> **The request**: Convert the records, from their first line through the line containing "code-line[interactable]: 9 print(next(func))" (both included), into a JSON list of strings with one string per line and no blank lines.

+ + +

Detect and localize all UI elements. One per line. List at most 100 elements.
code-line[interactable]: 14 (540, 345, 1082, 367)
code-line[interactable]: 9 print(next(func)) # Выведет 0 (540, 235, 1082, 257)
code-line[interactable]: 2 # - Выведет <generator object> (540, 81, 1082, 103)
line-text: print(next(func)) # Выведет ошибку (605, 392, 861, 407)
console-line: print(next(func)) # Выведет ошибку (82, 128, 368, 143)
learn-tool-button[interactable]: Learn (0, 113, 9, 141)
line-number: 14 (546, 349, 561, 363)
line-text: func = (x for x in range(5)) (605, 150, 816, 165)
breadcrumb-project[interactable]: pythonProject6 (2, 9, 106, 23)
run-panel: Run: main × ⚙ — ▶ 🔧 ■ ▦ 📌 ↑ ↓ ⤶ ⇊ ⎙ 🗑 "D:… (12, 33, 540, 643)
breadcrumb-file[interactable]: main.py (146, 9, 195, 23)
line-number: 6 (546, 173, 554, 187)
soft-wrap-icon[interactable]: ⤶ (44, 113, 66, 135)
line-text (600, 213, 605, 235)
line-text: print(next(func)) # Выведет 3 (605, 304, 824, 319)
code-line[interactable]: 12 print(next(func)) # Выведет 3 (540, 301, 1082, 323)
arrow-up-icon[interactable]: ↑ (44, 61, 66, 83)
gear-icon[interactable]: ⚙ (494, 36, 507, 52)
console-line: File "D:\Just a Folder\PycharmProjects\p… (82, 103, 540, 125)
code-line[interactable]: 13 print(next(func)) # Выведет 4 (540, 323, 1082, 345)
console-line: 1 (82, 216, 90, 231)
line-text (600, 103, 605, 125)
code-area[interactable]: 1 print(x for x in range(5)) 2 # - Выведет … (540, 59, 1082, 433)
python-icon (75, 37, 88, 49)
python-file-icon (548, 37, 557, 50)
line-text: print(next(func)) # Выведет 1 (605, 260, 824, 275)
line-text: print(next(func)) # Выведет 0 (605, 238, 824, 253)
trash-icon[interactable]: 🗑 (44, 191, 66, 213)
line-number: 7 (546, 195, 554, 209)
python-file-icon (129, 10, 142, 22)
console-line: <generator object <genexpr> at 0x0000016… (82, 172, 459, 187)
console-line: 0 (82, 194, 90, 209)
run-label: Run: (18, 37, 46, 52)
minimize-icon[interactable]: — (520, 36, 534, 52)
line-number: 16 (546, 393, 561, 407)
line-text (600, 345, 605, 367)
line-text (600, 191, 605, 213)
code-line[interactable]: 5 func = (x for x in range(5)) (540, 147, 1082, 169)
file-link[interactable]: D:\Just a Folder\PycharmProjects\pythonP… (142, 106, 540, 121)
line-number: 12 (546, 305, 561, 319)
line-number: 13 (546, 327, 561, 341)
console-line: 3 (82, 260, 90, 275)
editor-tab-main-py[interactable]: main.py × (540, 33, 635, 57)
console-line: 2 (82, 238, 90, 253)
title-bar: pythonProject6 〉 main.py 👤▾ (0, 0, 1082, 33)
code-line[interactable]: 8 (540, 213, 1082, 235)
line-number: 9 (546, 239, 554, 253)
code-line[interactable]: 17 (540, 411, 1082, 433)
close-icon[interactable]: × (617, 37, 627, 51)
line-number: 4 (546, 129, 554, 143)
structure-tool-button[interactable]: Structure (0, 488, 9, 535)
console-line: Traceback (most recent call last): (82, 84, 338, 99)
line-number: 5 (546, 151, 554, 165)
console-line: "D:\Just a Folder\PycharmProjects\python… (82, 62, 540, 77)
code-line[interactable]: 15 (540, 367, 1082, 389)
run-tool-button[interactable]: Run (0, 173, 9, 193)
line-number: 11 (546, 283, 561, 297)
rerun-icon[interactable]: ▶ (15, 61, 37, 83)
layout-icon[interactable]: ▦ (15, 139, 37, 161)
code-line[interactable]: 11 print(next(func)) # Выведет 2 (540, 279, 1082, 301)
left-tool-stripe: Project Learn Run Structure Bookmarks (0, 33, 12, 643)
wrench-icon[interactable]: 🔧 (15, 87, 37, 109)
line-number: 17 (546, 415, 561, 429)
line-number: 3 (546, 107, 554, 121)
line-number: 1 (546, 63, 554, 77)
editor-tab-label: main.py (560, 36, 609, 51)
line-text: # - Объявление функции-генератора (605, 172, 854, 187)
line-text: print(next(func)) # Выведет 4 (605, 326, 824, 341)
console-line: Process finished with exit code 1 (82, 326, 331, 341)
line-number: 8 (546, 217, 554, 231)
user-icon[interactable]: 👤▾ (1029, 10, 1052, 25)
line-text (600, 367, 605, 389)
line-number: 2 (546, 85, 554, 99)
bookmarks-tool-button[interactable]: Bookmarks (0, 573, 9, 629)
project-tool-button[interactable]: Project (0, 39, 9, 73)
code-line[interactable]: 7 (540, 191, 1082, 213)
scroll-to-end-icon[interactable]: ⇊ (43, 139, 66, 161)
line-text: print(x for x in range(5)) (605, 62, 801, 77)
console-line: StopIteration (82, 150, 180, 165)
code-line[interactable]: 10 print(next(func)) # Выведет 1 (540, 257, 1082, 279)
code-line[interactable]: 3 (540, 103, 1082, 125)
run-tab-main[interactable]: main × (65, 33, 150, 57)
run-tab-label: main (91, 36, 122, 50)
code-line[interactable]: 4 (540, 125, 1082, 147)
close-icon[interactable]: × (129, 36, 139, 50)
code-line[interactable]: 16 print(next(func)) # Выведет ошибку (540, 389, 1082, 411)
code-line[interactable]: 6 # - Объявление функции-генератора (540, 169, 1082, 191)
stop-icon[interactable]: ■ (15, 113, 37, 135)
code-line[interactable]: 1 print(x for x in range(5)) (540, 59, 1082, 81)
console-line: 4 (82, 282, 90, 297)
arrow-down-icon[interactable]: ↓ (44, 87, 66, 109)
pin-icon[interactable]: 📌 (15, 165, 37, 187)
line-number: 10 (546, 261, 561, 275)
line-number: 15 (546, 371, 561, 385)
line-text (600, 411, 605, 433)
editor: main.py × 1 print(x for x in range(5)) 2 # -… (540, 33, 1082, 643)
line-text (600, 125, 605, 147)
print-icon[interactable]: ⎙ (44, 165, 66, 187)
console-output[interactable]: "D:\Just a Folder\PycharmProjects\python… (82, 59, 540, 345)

+ + +

> **Expected answer**:
[
  "Detect and localize all UI elements. One per line. List at most 100 elements.",
  "code-line[interactable]: 14 (540, 345, 1082, 367)",
  "code-line[interactable]: 9 print(next(func)) # Выведет 0 (540, 235, 1082, 257)"
]